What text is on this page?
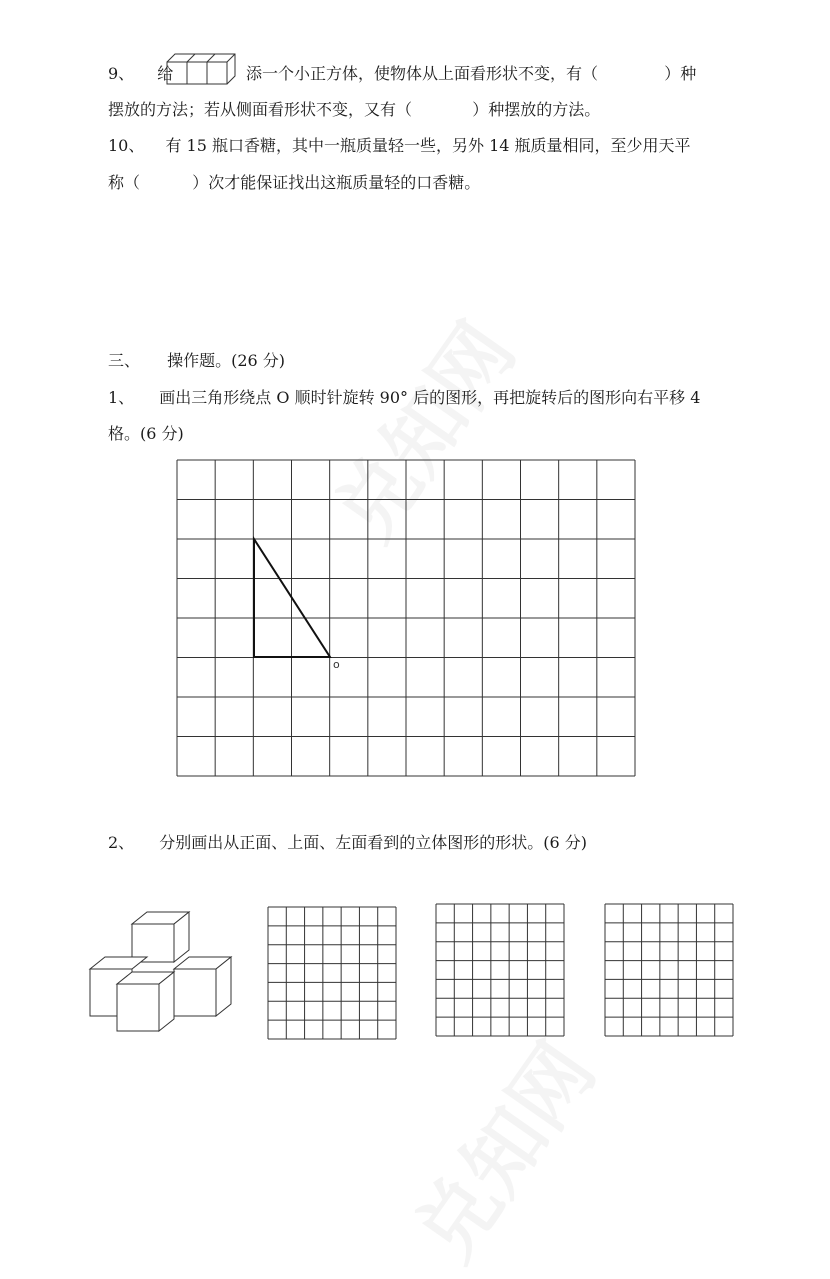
9、 给	添一个小正方体，使物体从上面看形状不变，有（	）种
摆放的方法；若从侧面看形状不变，又有（	）种摆放的方法。
10、 有 15 瓶口香糖，其中一瓶质量轻一些，另外 14 瓶质量相同，至少用天平
称（	）次才能保证找出这瓶质量轻的口香糖。
三、 操作题。(26 分)
1、 画出三角形绕点 O 顺时针旋转 90° 后的图形，再把旋转后的图形向右平移 4
格。(6 分)
o
2、 分别画出从正面、上面、左面看到的立体图形的形状。(6 分)
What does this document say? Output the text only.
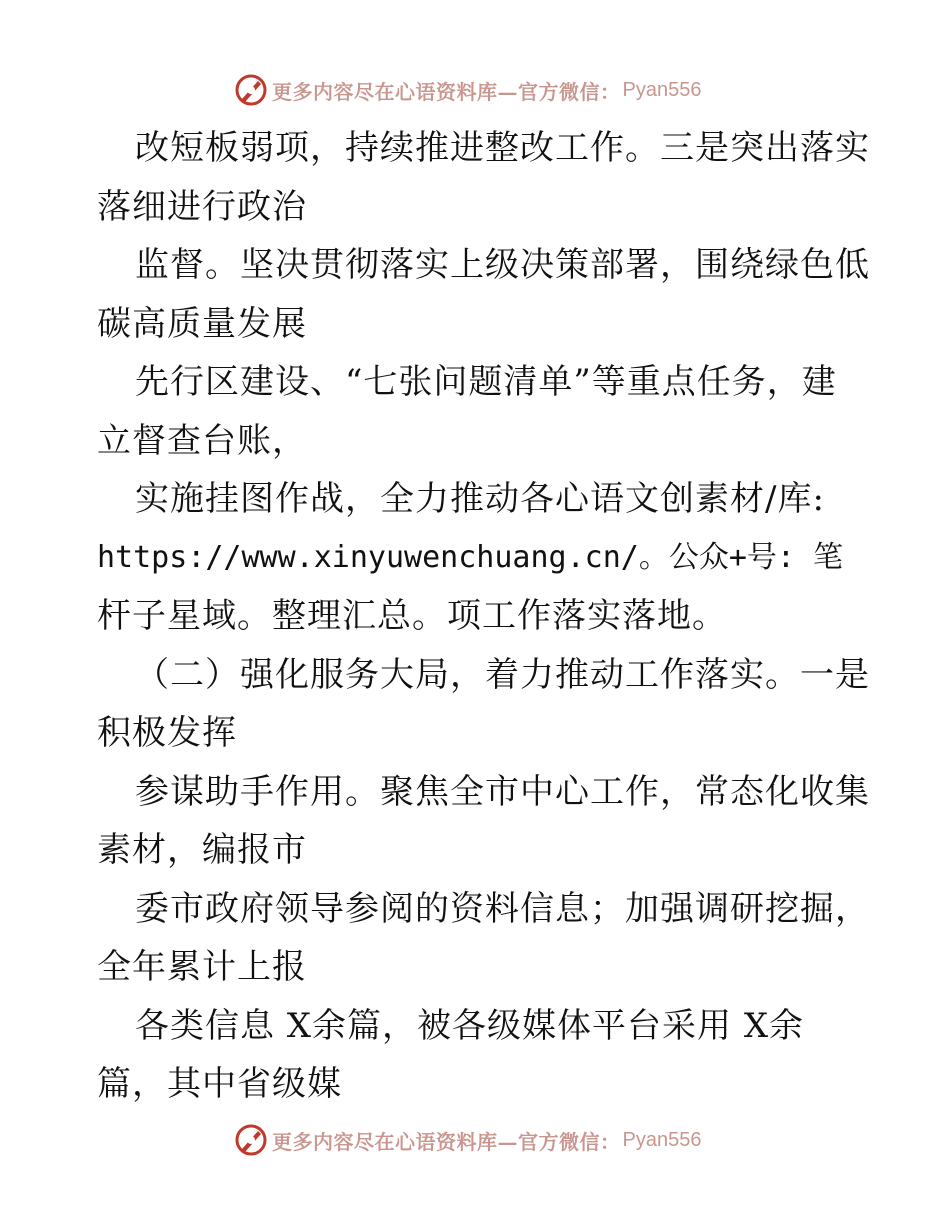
更多内容尽在心语资料库—官方微信： Pyan556
改短板弱项，持续推进整改工作。三是突出落实
落细进行政治
监督。坚决贯彻落实上级决策部署，围绕绿色低
碳高质量发展
先行区建设、“七张问题清单”等重点任务，建
立督查台账，
实施挂图作战，全力推动各心语文创素材/库:
https://www.xinyuwenchuang.cn/。公众+号: 笔
杆子星域。整理汇总。项工作落实落地。
（二）强化服务大局，着力推动工作落实。一是
积极发挥
参谋助手作用。聚焦全市中心工作，常态化收集
素材，编报市
委市政府领导参阅的资料信息；加强调研挖掘，
全年累计上报
各类信息 X余篇，被各级媒体平台采用 X余
篇，其中省级媒
更多内容尽在心语资料库—官方微信： Pyan556
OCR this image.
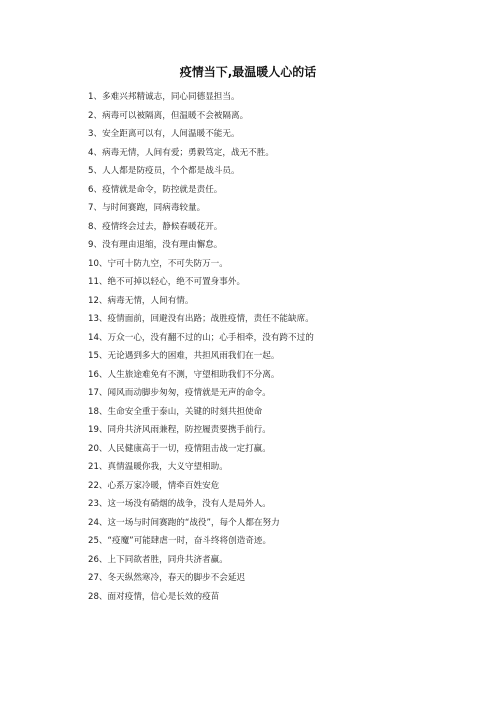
疫情当下,最温暖人心的话
1、多难兴邦精诚志，同心同德显担当。
2、病毒可以被隔离，但温暖不会被隔离。
3、安全距离可以有，人间温暖不能无。
4、病毒无情，人间有爱；勇毅笃定，战无不胜。
5、人人都是防疫员，个个都是战斗员。
6、疫情就是命令，防控就是责任。
7、与时间赛跑，同病毒较量。
8、疫情终会过去，静候春暖花开。
9、没有理由退缩，没有理由懈怠。
10、宁可十防九空，不可失防万一。
11、绝不可掉以轻心，绝不可置身事外。
12、病毒无情，人间有情。
13、疫情面前，回避没有出路；战胜疫情，责任不能缺席。
14、万众一心，没有翻不过的山；心手相牵，没有跨不过的
15、无论遇到多大的困难，共担风雨我们在一起。
16、人生旅途难免有不测，守望相助我们不分离。
17、闻风而动脚步匆匆，疫情就是无声的命令。
18、生命安全重于泰山，关键的时刻共担使命
19、同舟共济风雨兼程，防控履责要携手前行。
20、人民健康高于一切，疫情阻击战一定打赢。
21、真情温暖你我，大义守望相助。
22、心系万家冷暖，情牵百姓安危
23、这一场没有硝烟的战争，没有人是局外人。
24、这一场与时间赛跑的“战役”，每个人都在努力
25、“疫魔”可能肆虐一时，奋斗终将创造奇迹。
26、上下同欲者胜，同舟共济者赢。
27、冬天纵然寒冷，春天的脚步不会延迟
28、面对疫情，信心是长效的疫苗
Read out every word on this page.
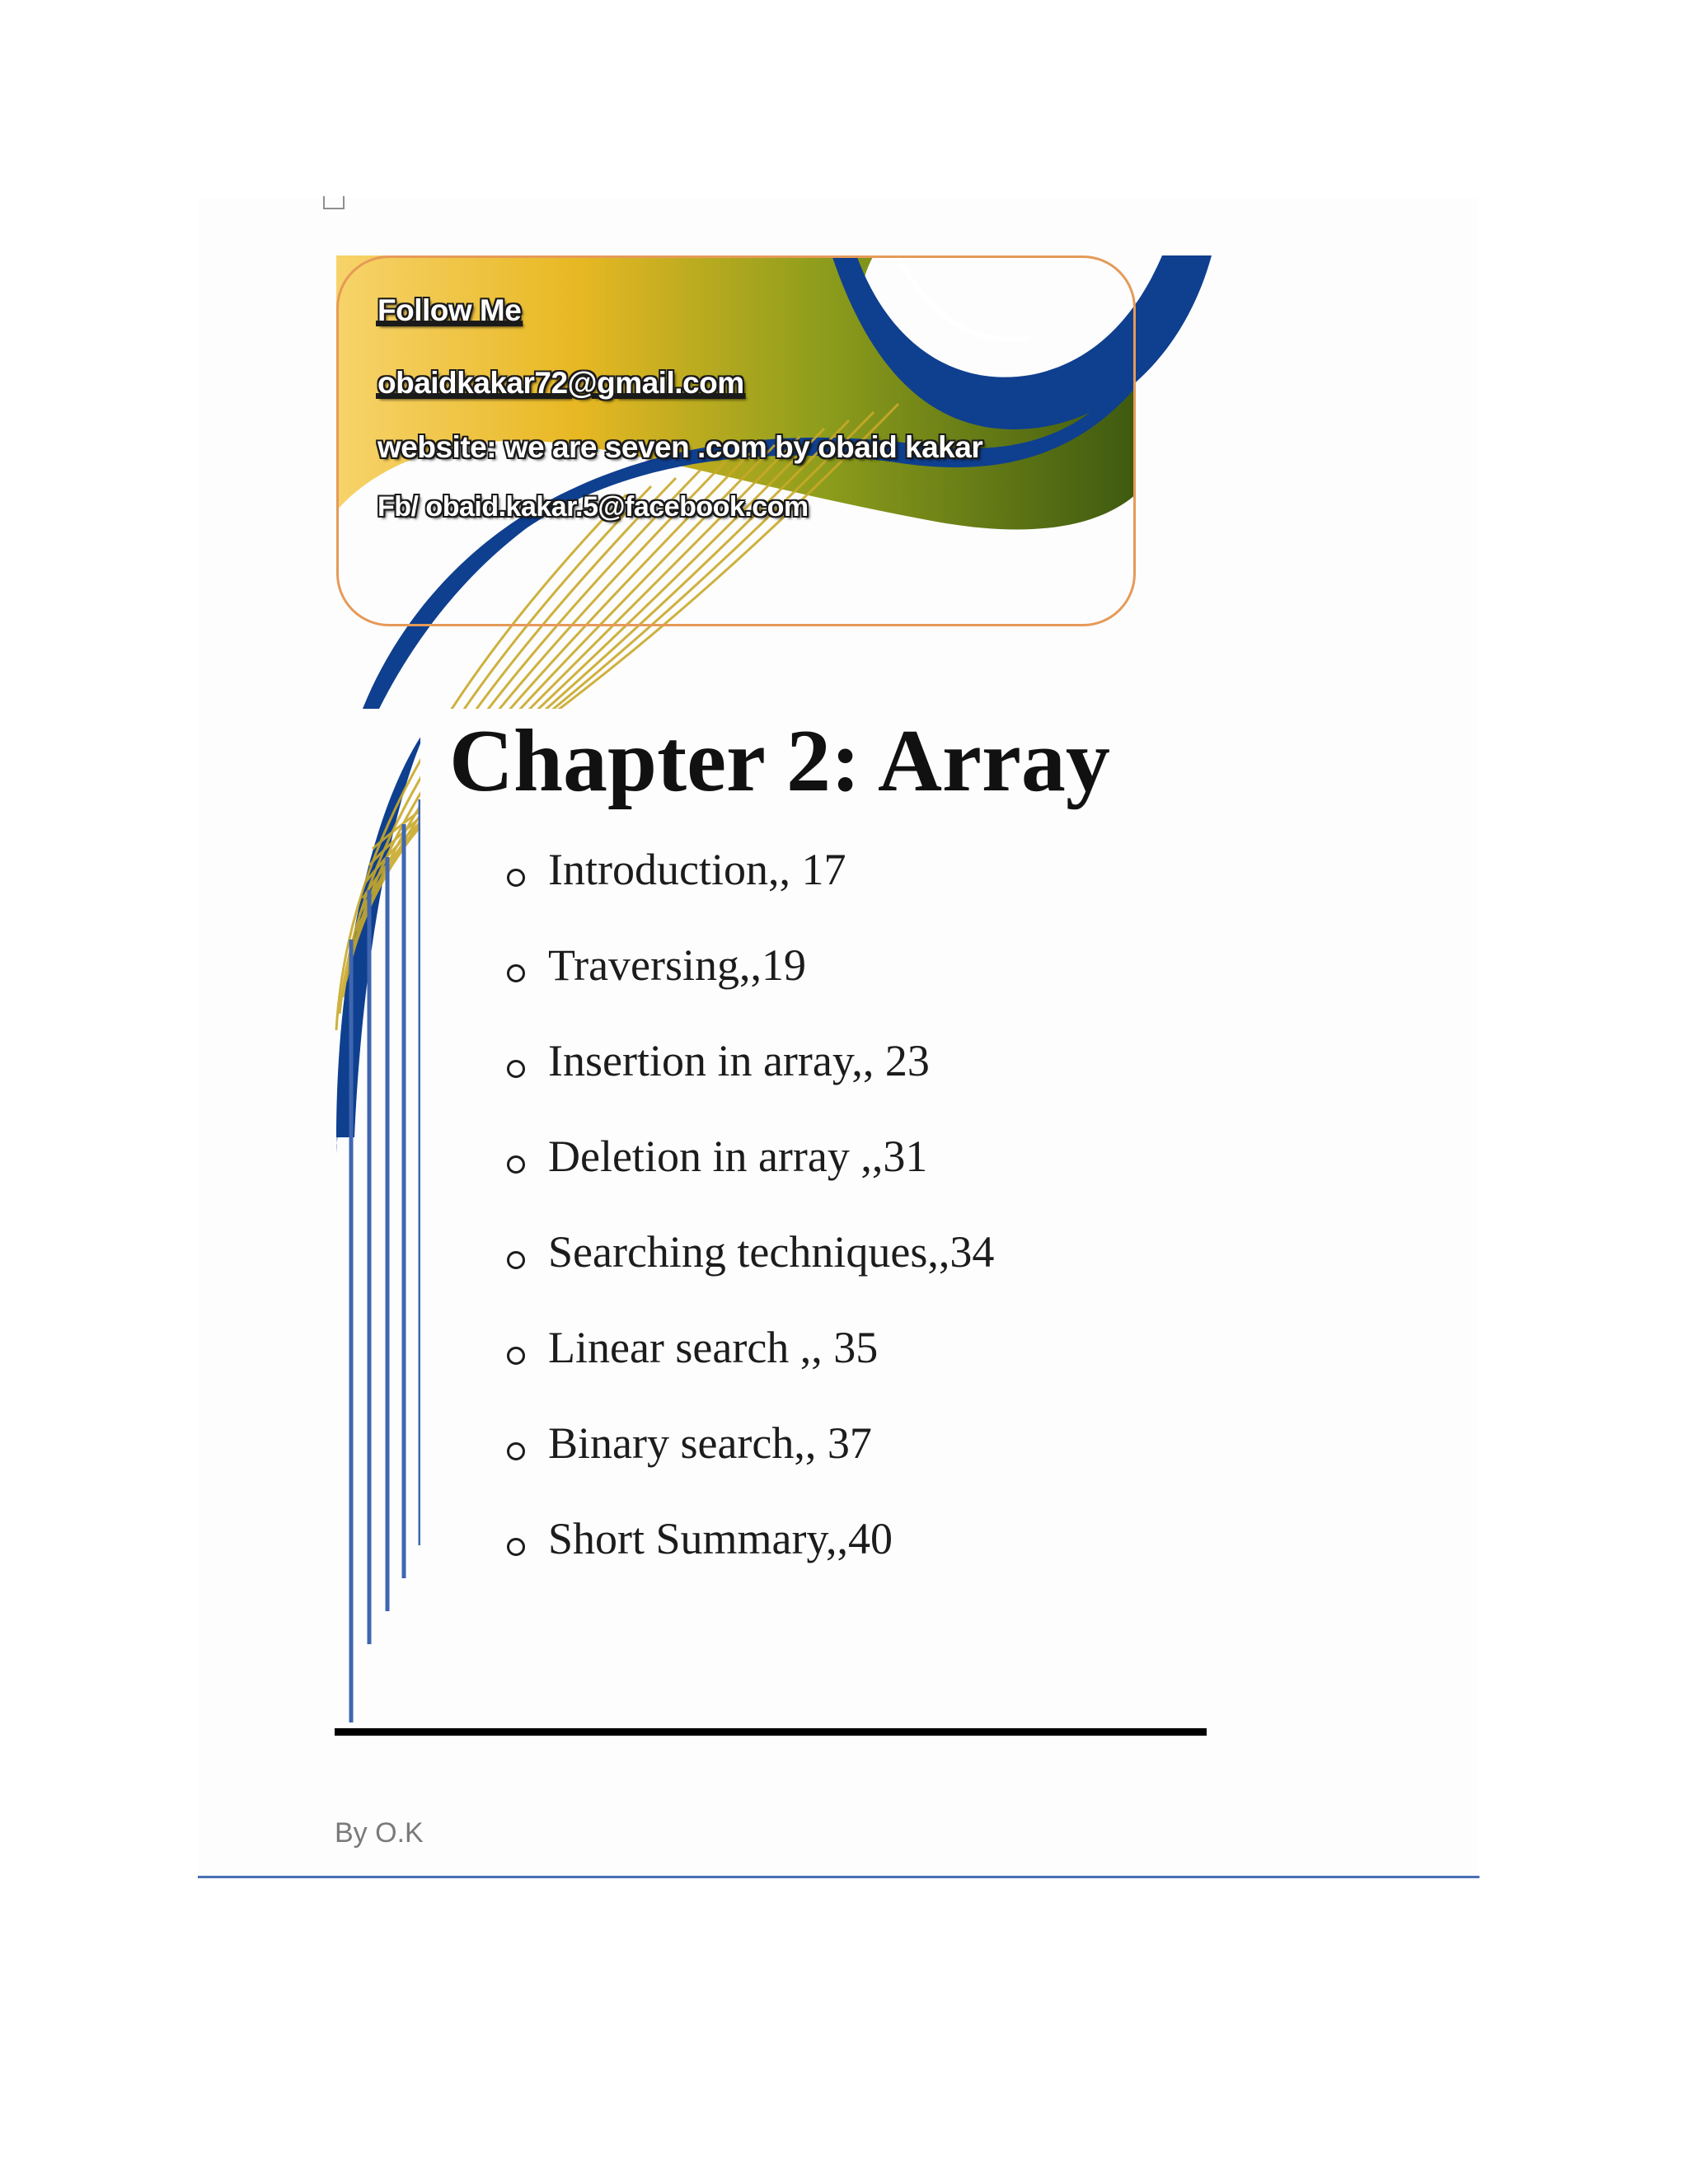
Follow Me
obaidkakar72@gmail.com
website: we are seven .com by obaid kakar
Fb/ obaid.kakar.5@facebook.com
Chapter 2: Array
Introduction,, 17
Traversing,,19
Insertion in array,, 23
Deletion in array ,,31
Searching techniques,,34
Linear search ,, 35
Binary search,, 37
Short Summary,,40
By O.K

++++

◆ **Task description**:
Go through the material above and copy each line that has the word "this".

◆ **Task output**:
What text is on this page?
What does this document say? Output the text only.
OCR this image.
Read out every word on this page.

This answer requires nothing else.